### Exercise task:
Render every entry exactly as it appears.

+===+

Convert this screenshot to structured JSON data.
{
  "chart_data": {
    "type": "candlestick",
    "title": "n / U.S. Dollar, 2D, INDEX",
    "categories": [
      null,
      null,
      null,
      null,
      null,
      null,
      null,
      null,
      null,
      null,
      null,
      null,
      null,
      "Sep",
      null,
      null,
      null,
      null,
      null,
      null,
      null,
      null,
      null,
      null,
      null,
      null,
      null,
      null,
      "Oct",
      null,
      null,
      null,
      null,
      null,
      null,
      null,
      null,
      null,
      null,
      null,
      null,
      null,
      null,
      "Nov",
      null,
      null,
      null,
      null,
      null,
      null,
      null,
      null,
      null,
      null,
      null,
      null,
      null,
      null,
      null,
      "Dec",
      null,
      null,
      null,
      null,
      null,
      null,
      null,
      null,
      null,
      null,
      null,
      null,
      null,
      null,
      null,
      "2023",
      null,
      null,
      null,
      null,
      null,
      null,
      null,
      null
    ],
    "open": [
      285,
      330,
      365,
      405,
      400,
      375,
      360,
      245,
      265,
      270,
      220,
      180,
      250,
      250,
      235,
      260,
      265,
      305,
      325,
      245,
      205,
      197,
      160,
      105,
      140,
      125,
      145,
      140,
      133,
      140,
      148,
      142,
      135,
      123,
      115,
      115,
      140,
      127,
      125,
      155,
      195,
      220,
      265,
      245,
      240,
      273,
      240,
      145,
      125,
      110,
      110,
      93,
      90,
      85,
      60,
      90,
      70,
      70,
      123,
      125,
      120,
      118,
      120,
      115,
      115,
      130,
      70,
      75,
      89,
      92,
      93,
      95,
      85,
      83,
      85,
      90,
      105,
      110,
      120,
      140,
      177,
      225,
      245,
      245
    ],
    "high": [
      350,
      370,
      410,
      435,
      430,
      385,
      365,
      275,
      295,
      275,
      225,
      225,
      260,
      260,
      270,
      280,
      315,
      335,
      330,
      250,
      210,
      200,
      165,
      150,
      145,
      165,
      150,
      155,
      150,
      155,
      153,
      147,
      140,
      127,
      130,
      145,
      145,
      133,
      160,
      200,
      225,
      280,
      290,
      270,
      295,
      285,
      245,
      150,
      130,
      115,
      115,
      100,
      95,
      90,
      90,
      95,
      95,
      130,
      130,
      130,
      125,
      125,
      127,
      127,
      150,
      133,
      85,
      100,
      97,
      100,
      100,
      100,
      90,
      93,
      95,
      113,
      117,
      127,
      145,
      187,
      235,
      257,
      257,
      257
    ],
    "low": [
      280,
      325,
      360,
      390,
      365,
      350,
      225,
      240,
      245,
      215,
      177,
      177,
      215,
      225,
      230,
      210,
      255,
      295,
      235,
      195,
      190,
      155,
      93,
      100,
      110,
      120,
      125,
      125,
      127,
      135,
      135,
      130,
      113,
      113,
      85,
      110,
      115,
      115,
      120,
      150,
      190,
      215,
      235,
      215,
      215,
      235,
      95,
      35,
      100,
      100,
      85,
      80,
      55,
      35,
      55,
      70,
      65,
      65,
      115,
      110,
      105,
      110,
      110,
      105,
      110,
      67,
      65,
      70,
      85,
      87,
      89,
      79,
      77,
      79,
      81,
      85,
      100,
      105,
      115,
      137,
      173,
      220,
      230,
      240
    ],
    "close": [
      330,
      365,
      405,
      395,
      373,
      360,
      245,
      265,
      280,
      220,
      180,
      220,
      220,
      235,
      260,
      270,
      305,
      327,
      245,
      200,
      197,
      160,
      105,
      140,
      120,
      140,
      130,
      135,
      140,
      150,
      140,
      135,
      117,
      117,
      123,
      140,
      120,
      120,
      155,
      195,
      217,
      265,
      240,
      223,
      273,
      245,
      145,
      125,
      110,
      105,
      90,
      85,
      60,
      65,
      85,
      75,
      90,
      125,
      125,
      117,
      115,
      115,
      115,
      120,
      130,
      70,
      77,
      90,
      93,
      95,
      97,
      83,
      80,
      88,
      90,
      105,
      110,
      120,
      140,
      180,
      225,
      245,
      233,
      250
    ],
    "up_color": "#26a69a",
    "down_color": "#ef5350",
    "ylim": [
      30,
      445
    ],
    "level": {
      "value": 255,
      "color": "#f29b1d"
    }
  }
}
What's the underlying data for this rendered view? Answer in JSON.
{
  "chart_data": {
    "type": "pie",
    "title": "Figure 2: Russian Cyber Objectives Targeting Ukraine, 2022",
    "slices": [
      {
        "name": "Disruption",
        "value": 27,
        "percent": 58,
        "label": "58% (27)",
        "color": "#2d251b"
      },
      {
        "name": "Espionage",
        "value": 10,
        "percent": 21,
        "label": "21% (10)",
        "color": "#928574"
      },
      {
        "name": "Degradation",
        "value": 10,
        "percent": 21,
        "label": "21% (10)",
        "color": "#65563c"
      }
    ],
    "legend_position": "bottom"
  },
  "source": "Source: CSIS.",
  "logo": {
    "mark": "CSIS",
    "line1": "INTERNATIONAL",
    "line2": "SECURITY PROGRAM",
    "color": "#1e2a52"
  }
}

+===+

### Exercise answer:
Convert this screenshot to structured JSON data.
{
  "chart_data": {
    "type": "candlestick",
    "title": "n / U.S. Dollar, 2D, INDEX",
    "categories": [
      null,
      null,
      null,
      null,
      null,
      null,
      null,
      null,
      null,
      null,
      null,
      null,
      null,
      "Sep",
      null,
      null,
      null,
      null,
      null,
      null,
      null,
      null,
      null,
      null,
      null,
      null,
      null,
      null,
      "Oct",
      null,
      null,
      null,
      null,
      null,
      null,
      null,
      null,
      null,
      null,
      null,
      null,
      null,
      null,
      "Nov",
      null,
      null,
      null,
      null,
      null,
      null,
      null,
      null,
      null,
      null,
      null,
      null,
      null,
      null,
      null,
      "Dec",
      null,
      null,
      null,
      null,
      null,
      null,
      null,
      null,
      null,
      null,
      null,
      null,
      null,
      null,
      null,
      "2023",
      null,
      null,
      null,
      null,
      null,
      null,
      null,
      null
    ],
    "open": [
      285,
      330,
      365,
      405,
      400,
      375,
      360,
      245,
      265,
      270,
      220,
      180,
      250,
      250,
      235,
      260,
      265,
      305,
      325,
      245,
      205,
      197,
      160,
      105,
      140,
      125,
      145,
      140,
      133,
      140,
      148,
      142,
      135,
      123,
      115,
      115,
      140,
      127,
      125,
      155,
      195,
      220,
      265,
      245,
      240,
      273,
      240,
      145,
      125,
      110,
      110,
      93,
      90,
      85,
      60,
      90,
      70,
      70,
      123,
      125,
      120,
      118,
      120,
      115,
      115,
      130,
      70,
      75,
      89,
      92,
      93,
      95,
      85,
      83,
      85,
      90,
      105,
      110,
      120,
      140,
      177,
      225,
      245,
      245
    ],
    "high": [
      350,
      370,
      410,
      435,
      430,
      385,
      365,
      275,
      295,
      275,
      225,
      225,
      260,
      260,
      270,
      280,
      315,
      335,
      330,
      250,
      210,
      200,
      165,
      150,
      145,
      165,
      150,
      155,
      150,
      155,
      153,
      147,
      140,
      127,
      130,
      145,
      145,
      133,
      160,
      200,
      225,
      280,
      290,
      270,
      295,
      285,
      245,
      150,
      130,
      115,
      115,
      100,
      95,
      90,
      90,
      95,
      95,
      130,
      130,
      130,
      125,
      125,
      127,
      127,
      150,
      133,
      85,
      100,
      97,
      100,
      100,
      100,
      90,
      93,
      95,
      113,
      117,
      127,
      145,
      187,
      235,
      257,
      257,
      257
    ],
    "low": [
      280,
      325,
      360,
      390,
      365,
      350,
      225,
      240,
      245,
      215,
      177,
      177,
      215,
      225,
      230,
      210,
      255,
      295,
      235,
      195,
      190,
      155,
      93,
      100,
      110,
      120,
      125,
      125,
      127,
      135,
      135,
      130,
      113,
      113,
      85,
      110,
      115,
      115,
      120,
      150,
      190,
      215,
      235,
      215,
      215,
      235,
      95,
      35,
      100,
      100,
      85,
      80,
      55,
      35,
      55,
      70,
      65,
      65,
      115,
      110,
      105,
      110,
      110,
      105,
      110,
      67,
      65,
      70,
      85,
      87,
      89,
      79,
      77,
      79,
      81,
      85,
      100,
      105,
      115,
      137,
      173,
      220,
      230,
      240
    ],
    "close": [
      330,
      365,
      405,
      395,
      373,
      360,
      245,
      265,
      280,
      220,
      180,
      220,
      220,
      235,
      260,
      270,
      305,
      327,
      245,
      200,
      197,
      160,
      105,
      140,
      120,
      140,
      130,
      135,
      140,
      150,
      140,
      135,
      117,
      117,
      123,
      140,
      120,
      120,
      155,
      195,
      217,
      265,
      240,
      223,
      273,
      245,
      145,
      125,
      110,
      105,
      90,
      85,
      60,
      65,
      85,
      75,
      90,
      125,
      125,
      117,
      115,
      115,
      115,
      120,
      130,
      70,
      77,
      90,
      93,
      95,
      97,
      83,
      80,
      88,
      90,
      105,
      110,
      120,
      140,
      180,
      225,
      245,
      233,
      250
    ],
    "up_color": "#26a69a",
    "down_color": "#ef5350",
    "ylim": [
      30,
      445
    ],
    "level": {
      "value": 255,
      "color": "#f29b1d"
    }
  }
}
What's the underlying data for this rendered view? Answer in JSON.
{
  "chart_data": {
    "type": "pie",
    "title": "Figure 2: Russian Cyber Objectives Targeting Ukraine, 2022",
    "slices": [
      {
        "name": "Disruption",
        "value": 27,
        "percent": 58,
        "label": "58% (27)",
        "color": "#2d251b"
      },
      {
        "name": "Espionage",
        "value": 10,
        "percent": 21,
        "label": "21% (10)",
        "color": "#928574"
      },
      {
        "name": "Degradation",
        "value": 10,
        "percent": 21,
        "label": "21% (10)",
        "color": "#65563c"
      }
    ],
    "legend_position": "bottom"
  },
  "source": "Source: CSIS.",
  "logo": {
    "mark": "CSIS",
    "line1": "INTERNATIONAL",
    "line2": "SECURITY PROGRAM",
    "color": "#1e2a52"
  }
}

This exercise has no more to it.